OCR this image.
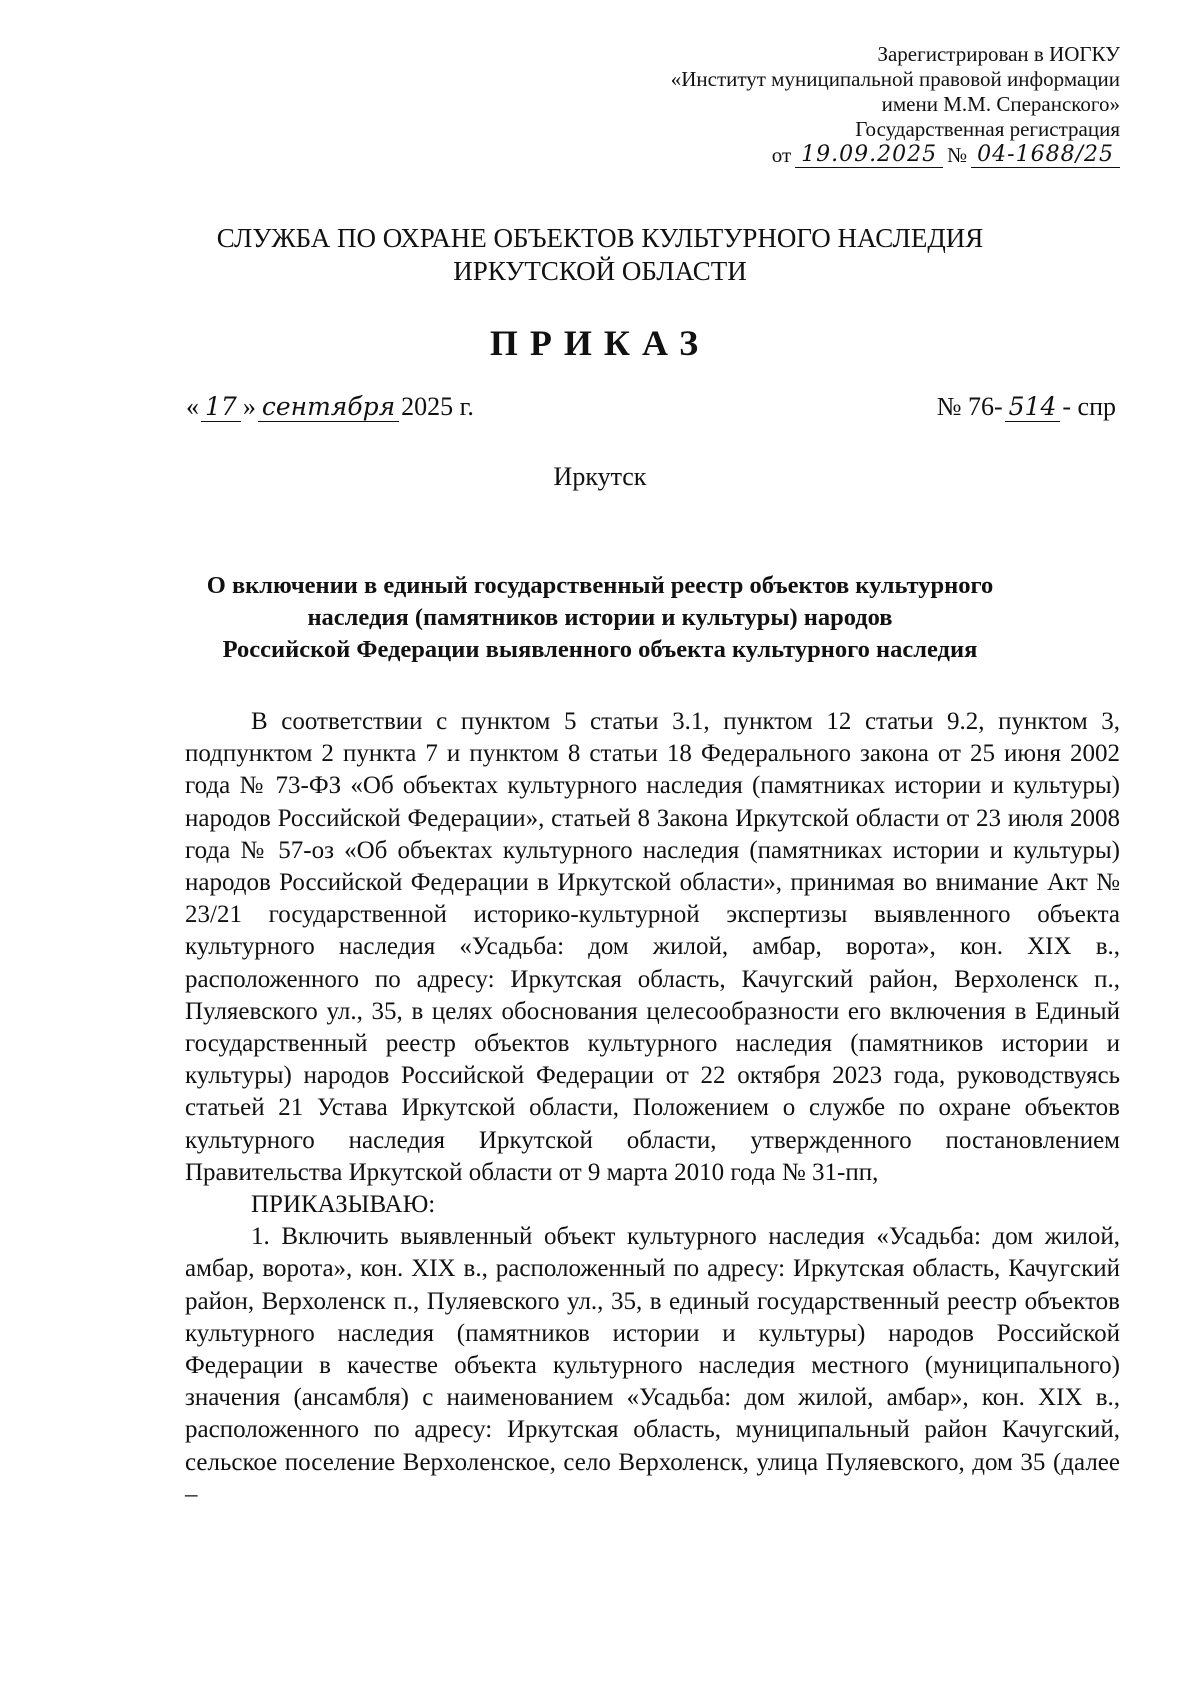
Зарегистрирован в ИОГКУ
«Институт муниципальной правовой информации
имени М.М. Сперанского»
Государственная регистрация
от 19.09.2025 № 04-1688/25
СЛУЖБА ПО ОХРАНЕ ОБЪЕКТОВ КУЛЬТУРНОГО НАСЛЕДИЯ
ИРКУТСКОЙ ОБЛАСТИ
ПРИКАЗ
« 17 » сентября 2025 г.	№ 76- 514 - спр
Иркутск
О включении в единый государственный реестр объектов культурного
наследия (памятников истории и культуры) народов
Российской Федерации выявленного объекта культурного наследия

В соответствии с пунктом 5 статьи 3.1, пунктом 12 статьи 9.2, пунктом 3, подпунктом 2 пункта 7 и пунктом 8 статьи 18 Федерального закона от 25 июня 2002 года № 73-ФЗ «Об объектах культурного наследия (памятниках истории и культуры) народов Российской Федерации», статьей 8 Закона Иркутской области от 23 июля 2008 года № 57-оз «Об объектах культурного наследия (памятниках истории и культуры) народов Российской Федерации в Иркутской области», принимая во внимание Акт № 23/21 государственной историко-культурной экспертизы выявленного объекта культурного наследия «Усадьба: дом жилой, амбар, ворота», кон. XIX в., расположенного по адресу: Иркутская область, Качугский район, Верхоленск п., Пуляевского ул., 35, в целях обоснования целесообразности его включения в Единый государственный реестр объектов культурного наследия (памятников истории и культуры) народов Российской Федерации от 22 октября 2023 года, руководствуясь статьей 21 Устава Иркутской области, Положением о службе по охране объектов культурного наследия Иркутской области, утвержденного постановлением Правительства Иркутской области от 9 марта 2010 года № 31-пп,

ПРИКАЗЫВАЮ:

1. Включить выявленный объект культурного наследия «Усадьба: дом жилой, амбар, ворота», кон. XIX в., расположенный по адресу: Иркутская область, Качугский район, Верхоленск п., Пуляевского ул., 35, в единый государственный реестр объектов культурного наследия (памятников истории и культуры) народов Российской Федерации в качестве объекта культурного наследия местного (муниципального) значения (ансамбля) с наименованием «Усадьба: дом жилой, амбар», кон. XIX в., расположенного по адресу: Иркутская область, муниципальный район Качугский, сельское поселение Верхоленское, село Верхоленск, улица Пуляевского, дом 35 (далее –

■ **REQUIREMENTS**
Reproduce every line of the material precisely, omitting its pictures.

■ **CORRECT RESPONSE**
OCR this image.
Зарегистрирован в ИОГКУ
«Институт муниципальной правовой информации
имени М.М. Сперанского»
Государственная регистрация
от 19.09.2025 № 04-1688/25
СЛУЖБА ПО ОХРАНЕ ОБЪЕКТОВ КУЛЬТУРНОГО НАСЛЕДИЯ
ИРКУТСКОЙ ОБЛАСТИ
ПРИКАЗ
« 17 » сентября 2025 г.	№ 76- 514 - спр
Иркутск
О включении в единый государственный реестр объектов культурного
наследия (памятников истории и культуры) народов
Российской Федерации выявленного объекта культурного наследия

В соответствии с пунктом 5 статьи 3.1, пунктом 12 статьи 9.2, пунктом 3, подпунктом 2 пункта 7 и пунктом 8 статьи 18 Федерального закона от 25 июня 2002 года № 73-ФЗ «Об объектах культурного наследия (памятниках истории и культуры) народов Российской Федерации», статьей 8 Закона Иркутской области от 23 июля 2008 года № 57-оз «Об объектах культурного наследия (памятниках истории и культуры) народов Российской Федерации в Иркутской области», принимая во внимание Акт № 23/21 государственной историко-культурной экспертизы выявленного объекта культурного наследия «Усадьба: дом жилой, амбар, ворота», кон. XIX в., расположенного по адресу: Иркутская область, Качугский район, Верхоленск п., Пуляевского ул., 35, в целях обоснования целесообразности его включения в Единый государственный реестр объектов культурного наследия (памятников истории и культуры) народов Российской Федерации от 22 октября 2023 года, руководствуясь статьей 21 Устава Иркутской области, Положением о службе по охране объектов культурного наследия Иркутской области, утвержденного постановлением Правительства Иркутской области от 9 марта 2010 года № 31-пп,

ПРИКАЗЫВАЮ:

1. Включить выявленный объект культурного наследия «Усадьба: дом жилой, амбар, ворота», кон. XIX в., расположенный по адресу: Иркутская область, Качугский район, Верхоленск п., Пуляевского ул., 35, в единый государственный реестр объектов культурного наследия (памятников истории и культуры) народов Российской Федерации в качестве объекта культурного наследия местного (муниципального) значения (ансамбля) с наименованием «Усадьба: дом жилой, амбар», кон. XIX в., расположенного по адресу: Иркутская область, муниципальный район Качугский, сельское поселение Верхоленское, село Верхоленск, улица Пуляевского, дом 35 (далее –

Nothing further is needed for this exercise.